■ Exercise aim
Can you reproduce the listing word for word, from its first line through the line containing "format-item-apa[interactable]: • APA", including both of those lines?

[BEGIN]

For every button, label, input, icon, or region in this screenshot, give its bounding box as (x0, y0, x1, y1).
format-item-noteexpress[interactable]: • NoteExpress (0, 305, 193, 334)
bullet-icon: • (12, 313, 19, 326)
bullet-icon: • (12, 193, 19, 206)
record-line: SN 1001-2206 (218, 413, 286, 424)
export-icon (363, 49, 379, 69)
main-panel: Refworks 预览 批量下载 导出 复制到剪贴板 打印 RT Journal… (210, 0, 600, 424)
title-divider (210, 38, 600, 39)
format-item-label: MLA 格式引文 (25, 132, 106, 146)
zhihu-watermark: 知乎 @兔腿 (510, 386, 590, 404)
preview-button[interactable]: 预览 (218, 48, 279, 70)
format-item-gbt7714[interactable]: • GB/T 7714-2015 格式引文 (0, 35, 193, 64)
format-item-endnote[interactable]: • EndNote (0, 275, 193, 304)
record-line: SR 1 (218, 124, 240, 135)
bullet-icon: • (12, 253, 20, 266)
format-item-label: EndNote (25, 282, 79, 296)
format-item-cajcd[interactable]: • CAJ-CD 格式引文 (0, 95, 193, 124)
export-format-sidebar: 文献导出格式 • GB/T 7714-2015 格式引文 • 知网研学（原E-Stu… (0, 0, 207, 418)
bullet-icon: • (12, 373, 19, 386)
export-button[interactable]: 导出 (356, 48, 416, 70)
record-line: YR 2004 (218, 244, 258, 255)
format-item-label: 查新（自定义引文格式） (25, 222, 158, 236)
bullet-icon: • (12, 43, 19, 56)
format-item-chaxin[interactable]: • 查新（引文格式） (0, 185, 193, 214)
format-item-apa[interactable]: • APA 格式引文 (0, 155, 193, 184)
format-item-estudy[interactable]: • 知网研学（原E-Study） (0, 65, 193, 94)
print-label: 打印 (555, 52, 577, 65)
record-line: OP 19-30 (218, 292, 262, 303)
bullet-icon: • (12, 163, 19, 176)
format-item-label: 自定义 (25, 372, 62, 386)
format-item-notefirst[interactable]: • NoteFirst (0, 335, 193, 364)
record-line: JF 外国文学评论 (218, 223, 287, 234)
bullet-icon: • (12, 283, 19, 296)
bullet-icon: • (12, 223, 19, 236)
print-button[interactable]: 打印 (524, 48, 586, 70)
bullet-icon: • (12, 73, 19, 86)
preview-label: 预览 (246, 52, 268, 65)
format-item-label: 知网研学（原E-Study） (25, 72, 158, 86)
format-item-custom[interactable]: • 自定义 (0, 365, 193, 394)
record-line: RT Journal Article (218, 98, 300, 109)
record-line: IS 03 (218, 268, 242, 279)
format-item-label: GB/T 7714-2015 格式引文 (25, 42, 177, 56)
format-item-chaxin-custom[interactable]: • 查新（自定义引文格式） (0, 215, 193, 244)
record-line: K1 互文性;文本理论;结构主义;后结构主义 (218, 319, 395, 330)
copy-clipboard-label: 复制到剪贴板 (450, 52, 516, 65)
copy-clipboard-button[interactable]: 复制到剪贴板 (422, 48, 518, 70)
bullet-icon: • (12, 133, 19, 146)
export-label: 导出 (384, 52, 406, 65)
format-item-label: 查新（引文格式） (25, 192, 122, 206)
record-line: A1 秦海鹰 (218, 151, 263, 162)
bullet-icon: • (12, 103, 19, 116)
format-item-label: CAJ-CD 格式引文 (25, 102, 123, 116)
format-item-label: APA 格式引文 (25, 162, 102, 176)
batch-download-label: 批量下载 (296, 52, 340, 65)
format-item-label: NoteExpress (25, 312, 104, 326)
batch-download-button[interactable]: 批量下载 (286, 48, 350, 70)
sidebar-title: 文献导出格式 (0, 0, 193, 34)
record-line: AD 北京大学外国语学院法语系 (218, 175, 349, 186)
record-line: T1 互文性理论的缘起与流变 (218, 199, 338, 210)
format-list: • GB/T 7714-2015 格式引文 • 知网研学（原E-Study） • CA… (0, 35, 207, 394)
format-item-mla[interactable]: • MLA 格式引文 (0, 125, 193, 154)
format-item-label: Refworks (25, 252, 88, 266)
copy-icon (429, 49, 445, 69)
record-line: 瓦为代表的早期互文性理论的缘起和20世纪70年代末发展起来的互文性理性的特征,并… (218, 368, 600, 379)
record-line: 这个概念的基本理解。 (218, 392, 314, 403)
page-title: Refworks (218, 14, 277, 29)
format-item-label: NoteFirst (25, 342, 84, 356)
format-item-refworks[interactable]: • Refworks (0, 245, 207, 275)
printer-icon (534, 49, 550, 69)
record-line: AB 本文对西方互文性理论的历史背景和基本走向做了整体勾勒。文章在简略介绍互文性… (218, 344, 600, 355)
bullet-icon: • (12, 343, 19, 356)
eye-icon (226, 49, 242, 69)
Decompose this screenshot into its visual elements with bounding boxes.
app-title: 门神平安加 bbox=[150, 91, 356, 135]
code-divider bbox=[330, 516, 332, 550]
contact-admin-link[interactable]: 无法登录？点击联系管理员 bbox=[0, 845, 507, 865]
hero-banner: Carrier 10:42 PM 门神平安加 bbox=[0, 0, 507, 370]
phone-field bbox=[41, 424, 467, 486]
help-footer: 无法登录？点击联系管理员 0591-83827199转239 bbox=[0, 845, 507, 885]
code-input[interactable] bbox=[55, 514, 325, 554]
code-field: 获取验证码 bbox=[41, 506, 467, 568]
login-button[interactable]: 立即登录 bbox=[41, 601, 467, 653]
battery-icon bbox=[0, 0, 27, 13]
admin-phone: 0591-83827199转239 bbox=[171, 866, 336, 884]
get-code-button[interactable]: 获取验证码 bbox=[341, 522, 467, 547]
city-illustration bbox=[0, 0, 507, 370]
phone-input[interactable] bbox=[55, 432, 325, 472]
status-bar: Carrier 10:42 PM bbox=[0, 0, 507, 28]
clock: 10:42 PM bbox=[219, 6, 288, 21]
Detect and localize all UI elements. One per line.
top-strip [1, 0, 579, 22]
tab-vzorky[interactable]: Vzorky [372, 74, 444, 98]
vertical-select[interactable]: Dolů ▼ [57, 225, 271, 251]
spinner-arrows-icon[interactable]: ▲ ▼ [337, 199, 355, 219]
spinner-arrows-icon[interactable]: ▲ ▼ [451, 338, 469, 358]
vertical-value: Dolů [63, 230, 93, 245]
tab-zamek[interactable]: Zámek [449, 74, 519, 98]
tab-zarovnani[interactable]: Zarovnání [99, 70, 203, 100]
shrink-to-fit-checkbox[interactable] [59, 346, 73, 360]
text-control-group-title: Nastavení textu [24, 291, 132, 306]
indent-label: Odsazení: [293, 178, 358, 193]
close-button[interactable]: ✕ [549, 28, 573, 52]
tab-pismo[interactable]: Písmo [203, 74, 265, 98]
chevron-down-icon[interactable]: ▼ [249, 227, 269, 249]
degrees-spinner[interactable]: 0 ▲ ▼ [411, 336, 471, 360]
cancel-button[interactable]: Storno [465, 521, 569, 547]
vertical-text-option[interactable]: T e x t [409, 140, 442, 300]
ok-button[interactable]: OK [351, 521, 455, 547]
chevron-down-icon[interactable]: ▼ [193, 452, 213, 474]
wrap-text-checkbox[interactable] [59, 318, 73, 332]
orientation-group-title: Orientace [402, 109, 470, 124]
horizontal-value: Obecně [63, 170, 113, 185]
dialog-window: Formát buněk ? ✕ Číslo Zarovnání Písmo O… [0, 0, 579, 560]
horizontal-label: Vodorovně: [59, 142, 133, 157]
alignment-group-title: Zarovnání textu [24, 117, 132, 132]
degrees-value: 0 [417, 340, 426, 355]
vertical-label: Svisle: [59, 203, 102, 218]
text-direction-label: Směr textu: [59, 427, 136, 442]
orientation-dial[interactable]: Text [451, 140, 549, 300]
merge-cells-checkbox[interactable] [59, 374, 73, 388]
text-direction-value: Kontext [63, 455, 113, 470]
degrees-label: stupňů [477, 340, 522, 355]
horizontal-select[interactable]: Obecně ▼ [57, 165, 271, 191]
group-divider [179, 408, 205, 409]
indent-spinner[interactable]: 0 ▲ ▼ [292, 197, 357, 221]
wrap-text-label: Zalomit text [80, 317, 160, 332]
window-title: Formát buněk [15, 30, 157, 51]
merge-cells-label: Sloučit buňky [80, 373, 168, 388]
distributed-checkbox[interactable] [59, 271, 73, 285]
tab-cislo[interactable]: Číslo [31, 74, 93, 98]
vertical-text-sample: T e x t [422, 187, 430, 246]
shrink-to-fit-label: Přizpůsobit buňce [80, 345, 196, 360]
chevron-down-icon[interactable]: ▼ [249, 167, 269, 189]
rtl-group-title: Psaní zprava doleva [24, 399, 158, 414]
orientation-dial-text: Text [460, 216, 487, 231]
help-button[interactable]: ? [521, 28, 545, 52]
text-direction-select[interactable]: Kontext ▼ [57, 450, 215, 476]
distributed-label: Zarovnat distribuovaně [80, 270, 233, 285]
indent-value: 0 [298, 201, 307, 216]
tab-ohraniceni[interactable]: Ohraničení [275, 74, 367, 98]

[END]

■ Full answer
For every button, label, input, icon, or region in this screenshot, give its bounding box as (x0, y0, x1, y1).
format-item-noteexpress[interactable]: • NoteExpress (0, 305, 193, 334)
bullet-icon: • (12, 313, 19, 326)
bullet-icon: • (12, 193, 19, 206)
record-line: SN 1001-2206 (218, 413, 286, 424)
export-icon (363, 49, 379, 69)
main-panel: Refworks 预览 批量下载 导出 复制到剪贴板 打印 RT Journal… (210, 0, 600, 424)
title-divider (210, 38, 600, 39)
format-item-label: MLA 格式引文 (25, 132, 106, 146)
zhihu-watermark: 知乎 @兔腿 (510, 386, 590, 404)
preview-button[interactable]: 预览 (218, 48, 279, 70)
format-item-gbt7714[interactable]: • GB/T 7714-2015 格式引文 (0, 35, 193, 64)
format-item-endnote[interactable]: • EndNote (0, 275, 193, 304)
record-line: SR 1 (218, 124, 240, 135)
bullet-icon: • (12, 253, 20, 266)
format-item-label: EndNote (25, 282, 79, 296)
format-item-cajcd[interactable]: • CAJ-CD 格式引文 (0, 95, 193, 124)
export-format-sidebar: 文献导出格式 • GB/T 7714-2015 格式引文 • 知网研学（原E-Stu… (0, 0, 207, 418)
bullet-icon: • (12, 373, 19, 386)
export-button[interactable]: 导出 (356, 48, 416, 70)
record-line: YR 2004 (218, 244, 258, 255)
format-item-label: 查新（自定义引文格式） (25, 222, 158, 236)
bullet-icon: • (12, 43, 19, 56)
format-item-chaxin[interactable]: • 查新（引文格式） (0, 185, 193, 214)
format-item-apa[interactable]: • APA 格式引文 (0, 155, 193, 184)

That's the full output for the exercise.